課題文 = 以下のレコードの全行を、「パークロロエチレン」を「テトラクロロエチレン」に置き換えたうえで、ほかは一切変えずに書き直してください。画像は解答に含めないでください。

+++ データ抜粋 +++

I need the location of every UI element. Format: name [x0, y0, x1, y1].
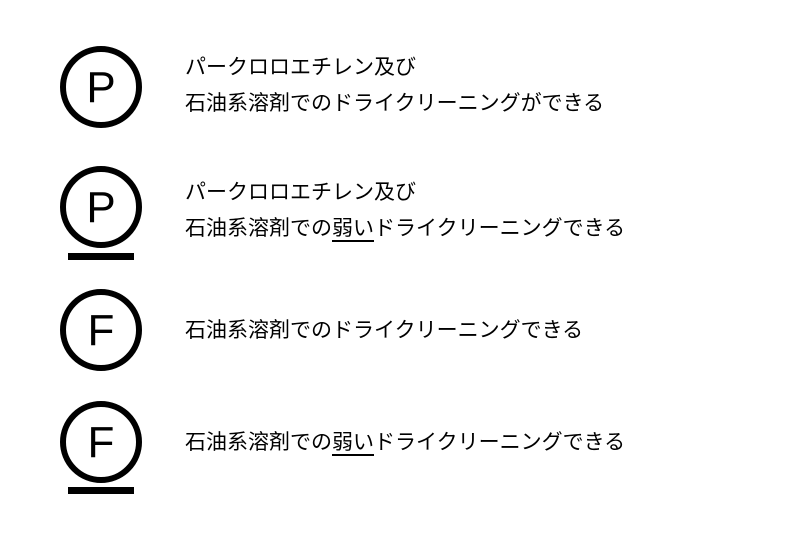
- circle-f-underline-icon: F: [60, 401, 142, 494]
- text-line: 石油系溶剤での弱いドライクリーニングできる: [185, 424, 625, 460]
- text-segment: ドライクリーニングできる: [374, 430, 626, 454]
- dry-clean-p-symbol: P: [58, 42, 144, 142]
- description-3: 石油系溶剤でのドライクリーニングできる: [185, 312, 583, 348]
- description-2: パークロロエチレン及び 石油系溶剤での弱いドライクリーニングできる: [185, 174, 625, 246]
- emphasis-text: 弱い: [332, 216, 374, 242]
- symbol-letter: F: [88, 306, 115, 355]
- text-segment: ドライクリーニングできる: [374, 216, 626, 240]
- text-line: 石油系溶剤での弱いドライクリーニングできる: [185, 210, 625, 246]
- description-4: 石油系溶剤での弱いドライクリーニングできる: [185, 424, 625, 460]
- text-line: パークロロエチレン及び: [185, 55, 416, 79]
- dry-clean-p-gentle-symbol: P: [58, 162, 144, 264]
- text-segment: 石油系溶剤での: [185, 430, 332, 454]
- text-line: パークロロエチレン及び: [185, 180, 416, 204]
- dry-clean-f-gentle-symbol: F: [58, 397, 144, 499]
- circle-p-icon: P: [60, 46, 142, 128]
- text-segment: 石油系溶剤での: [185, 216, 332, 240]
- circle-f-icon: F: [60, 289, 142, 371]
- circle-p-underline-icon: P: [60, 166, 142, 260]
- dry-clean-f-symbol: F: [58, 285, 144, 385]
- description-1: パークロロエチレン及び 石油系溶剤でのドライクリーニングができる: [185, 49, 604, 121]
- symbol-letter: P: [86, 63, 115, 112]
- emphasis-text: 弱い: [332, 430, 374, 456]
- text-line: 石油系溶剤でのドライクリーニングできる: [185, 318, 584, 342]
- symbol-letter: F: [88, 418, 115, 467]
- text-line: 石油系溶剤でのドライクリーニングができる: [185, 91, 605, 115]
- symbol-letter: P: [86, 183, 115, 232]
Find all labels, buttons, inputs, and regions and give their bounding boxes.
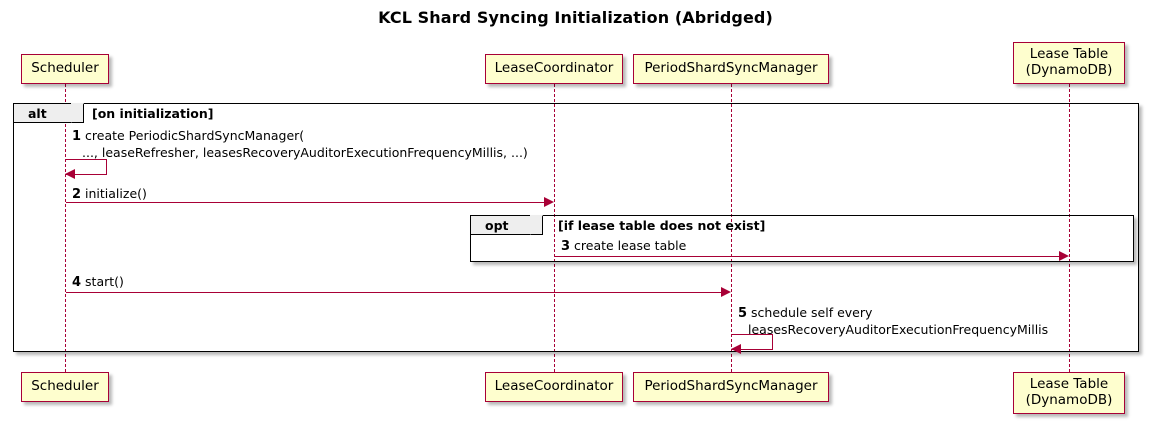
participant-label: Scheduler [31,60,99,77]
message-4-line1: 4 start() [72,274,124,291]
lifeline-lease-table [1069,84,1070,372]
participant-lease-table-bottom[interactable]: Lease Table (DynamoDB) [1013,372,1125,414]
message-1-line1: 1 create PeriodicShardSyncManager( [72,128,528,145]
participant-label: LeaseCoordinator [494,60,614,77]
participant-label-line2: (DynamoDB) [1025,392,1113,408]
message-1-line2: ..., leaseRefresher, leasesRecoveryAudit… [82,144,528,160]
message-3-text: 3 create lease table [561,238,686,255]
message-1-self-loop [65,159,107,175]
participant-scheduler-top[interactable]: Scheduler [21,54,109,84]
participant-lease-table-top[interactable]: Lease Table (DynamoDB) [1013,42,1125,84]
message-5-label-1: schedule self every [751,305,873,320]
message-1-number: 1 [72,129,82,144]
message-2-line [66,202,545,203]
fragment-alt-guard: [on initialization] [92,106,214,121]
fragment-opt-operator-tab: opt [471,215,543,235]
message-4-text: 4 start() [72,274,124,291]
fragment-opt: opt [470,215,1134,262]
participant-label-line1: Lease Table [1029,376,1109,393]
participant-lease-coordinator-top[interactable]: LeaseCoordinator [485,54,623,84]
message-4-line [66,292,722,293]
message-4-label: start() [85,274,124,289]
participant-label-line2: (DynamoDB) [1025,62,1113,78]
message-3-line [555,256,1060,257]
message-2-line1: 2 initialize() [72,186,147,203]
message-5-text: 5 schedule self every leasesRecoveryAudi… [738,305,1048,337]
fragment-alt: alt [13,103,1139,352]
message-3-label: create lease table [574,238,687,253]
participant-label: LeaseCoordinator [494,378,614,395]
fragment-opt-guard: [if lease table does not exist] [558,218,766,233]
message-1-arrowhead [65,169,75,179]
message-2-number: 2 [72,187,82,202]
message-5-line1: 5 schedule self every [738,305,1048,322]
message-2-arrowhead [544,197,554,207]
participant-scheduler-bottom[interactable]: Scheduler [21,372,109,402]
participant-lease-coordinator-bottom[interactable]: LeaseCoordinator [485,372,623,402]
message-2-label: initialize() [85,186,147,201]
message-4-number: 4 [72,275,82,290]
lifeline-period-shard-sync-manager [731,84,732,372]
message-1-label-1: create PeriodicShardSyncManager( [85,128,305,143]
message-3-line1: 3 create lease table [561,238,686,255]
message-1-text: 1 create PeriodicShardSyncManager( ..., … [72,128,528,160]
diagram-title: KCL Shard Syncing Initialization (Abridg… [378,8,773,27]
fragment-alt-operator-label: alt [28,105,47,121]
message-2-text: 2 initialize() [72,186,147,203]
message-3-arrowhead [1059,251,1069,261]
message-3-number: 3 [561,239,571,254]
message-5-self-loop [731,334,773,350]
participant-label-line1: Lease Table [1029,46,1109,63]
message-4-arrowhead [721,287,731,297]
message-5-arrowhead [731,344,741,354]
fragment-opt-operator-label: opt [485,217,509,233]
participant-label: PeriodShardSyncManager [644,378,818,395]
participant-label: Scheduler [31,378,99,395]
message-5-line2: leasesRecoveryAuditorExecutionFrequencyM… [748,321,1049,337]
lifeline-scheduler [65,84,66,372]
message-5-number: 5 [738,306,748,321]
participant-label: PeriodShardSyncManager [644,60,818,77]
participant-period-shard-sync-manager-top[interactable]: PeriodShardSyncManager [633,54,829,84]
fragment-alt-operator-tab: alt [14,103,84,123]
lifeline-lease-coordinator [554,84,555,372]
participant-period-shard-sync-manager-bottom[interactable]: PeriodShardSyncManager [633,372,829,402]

+++

解答 =
I need the location of every UI element. Format: name [x0, y0, x1, y1].
- circle-f-underline-icon: F: [60, 401, 142, 494]
- text-line: 石油系溶剤での弱いドライクリーニングできる: [185, 424, 625, 460]
- text-segment: ドライクリーニングできる: [374, 430, 626, 454]
- dry-clean-p-symbol: P: [58, 42, 144, 142]
- description-3: 石油系溶剤でのドライクリーニングできる: [185, 312, 583, 348]
- description-2: テトラクロロエチレン及び 石油系溶剤での弱いドライクリーニングできる: [185, 174, 625, 246]
- emphasis-text: 弱い: [332, 216, 374, 242]
- symbol-letter: F: [88, 306, 115, 355]
- text-segment: ドライクリーニングできる: [374, 216, 626, 240]
- text-line: 石油系溶剤での弱いドライクリーニングできる: [185, 210, 625, 246]
- description-4: 石油系溶剤での弱いドライクリーニングできる: [185, 424, 625, 460]
- text-line: テトラクロロエチレン及び: [185, 55, 416, 79]
- dry-clean-p-gentle-symbol: P: [58, 162, 144, 264]
- text-segment: 石油系溶剤での: [185, 430, 332, 454]
- text-line: テトラクロロエチレン及び: [185, 180, 416, 204]
- dry-clean-f-gentle-symbol: F: [58, 397, 144, 499]
- circle-p-icon: P: [60, 46, 142, 128]
- text-segment: 石油系溶剤での: [185, 216, 332, 240]
- circle-f-icon: F: [60, 289, 142, 371]
- circle-p-underline-icon: P: [60, 166, 142, 260]
- dry-clean-f-symbol: F: [58, 285, 144, 385]
- description-1: テトラクロロエチレン及び 石油系溶剤でのドライクリーニングができる: [185, 49, 604, 121]
- symbol-letter: P: [86, 63, 115, 112]
- emphasis-text: 弱い: [332, 430, 374, 456]
- text-line: 石油系溶剤でのドライクリーニングできる: [185, 318, 584, 342]
- symbol-letter: F: [88, 418, 115, 467]
- text-line: 石油系溶剤でのドライクリーニングができる: [185, 91, 605, 115]
- symbol-letter: P: [86, 183, 115, 232]
Find all labels, buttons, inputs, and regions and give their bounding boxes.
participant-label: Scheduler [31,60,99,77]
message-4-line1: 4 start() [72,274,124,291]
lifeline-lease-table [1069,84,1070,372]
participant-lease-table-bottom[interactable]: Lease Table (DynamoDB) [1013,372,1125,414]
message-1-line1: 1 create PeriodicShardSyncManager( [72,128,528,145]
participant-label: LeaseCoordinator [494,60,614,77]
participant-label-line2: (DynamoDB) [1025,392,1113,408]
message-1-line2: ..., leaseRefresher, leasesRecoveryAudit… [82,144,528,160]
message-3-text: 3 create lease table [561,238,686,255]
message-1-self-loop [65,159,107,175]
participant-scheduler-top[interactable]: Scheduler [21,54,109,84]
participant-lease-table-top[interactable]: Lease Table (DynamoDB) [1013,42,1125,84]
message-5-label-1: schedule self every [751,305,873,320]
message-1-number: 1 [72,129,82,144]
message-2-line [66,202,545,203]
fragment-alt-guard: [on initialization] [92,106,214,121]
fragment-opt-operator-tab: opt [471,215,543,235]
message-4-text: 4 start() [72,274,124,291]
fragment-opt: opt [470,215,1134,262]
participant-label-line1: Lease Table [1029,376,1109,393]
participant-lease-coordinator-top[interactable]: LeaseCoordinator [485,54,623,84]
message-4-line [66,292,722,293]
message-4-label: start() [85,274,124,289]
participant-label-line2: (DynamoDB) [1025,62,1113,78]
message-3-line [555,256,1060,257]
message-2-line1: 2 initialize() [72,186,147,203]
message-5-text: 5 schedule self every leasesRecoveryAudi… [738,305,1048,337]
fragment-alt: alt [13,103,1139,352]
message-3-label: create lease table [574,238,687,253]
participant-label: LeaseCoordinator [494,378,614,395]
fragment-opt-guard: [if lease table does not exist] [558,218,766,233]
message-1-arrowhead [65,169,75,179]
message-2-number: 2 [72,187,82,202]
message-5-line1: 5 schedule self every [738,305,1048,322]
message-2-arrowhead [544,197,554,207]
participant-scheduler-bottom[interactable]: Scheduler [21,372,109,402]
participant-lease-coordinator-bottom[interactable]: LeaseCoordinator [485,372,623,402]
message-2-label: initialize() [85,186,147,201]
message-4-number: 4 [72,275,82,290]
lifeline-period-shard-sync-manager [731,84,732,372]
message-1-label-1: create PeriodicShardSyncManager( [85,128,305,143]
message-3-line1: 3 create lease table [561,238,686,255]
message-1-text: 1 create PeriodicShardSyncManager( ..., … [72,128,528,160]
diagram-title: KCL Shard Syncing Initialization (Abridg… [378,8,773,27]
fragment-alt-operator-label: alt [28,105,47,121]
message-2-text: 2 initialize() [72,186,147,203]
message-3-arrowhead [1059,251,1069,261]
message-3-number: 3 [561,239,571,254]
message-5-self-loop [731,334,773,350]
participant-label-line1: Lease Table [1029,46,1109,63]
message-4-arrowhead [721,287,731,297]
message-5-arrowhead [731,344,741,354]
fragment-opt-operator-label: opt [485,217,509,233]
participant-label: PeriodShardSyncManager [644,378,818,395]
participant-label: Scheduler [31,378,99,395]
message-5-line2: leasesRecoveryAuditorExecutionFrequencyM… [748,321,1049,337]
lifeline-scheduler [65,84,66,372]
message-5-number: 5 [738,306,748,321]
participant-label: PeriodShardSyncManager [644,60,818,77]
participant-period-shard-sync-manager-top[interactable]: PeriodShardSyncManager [633,54,829,84]
fragment-alt-operator-tab: alt [14,103,84,123]
lifeline-lease-coordinator [554,84,555,372]
participant-period-shard-sync-manager-bottom[interactable]: PeriodShardSyncManager [633,372,829,402]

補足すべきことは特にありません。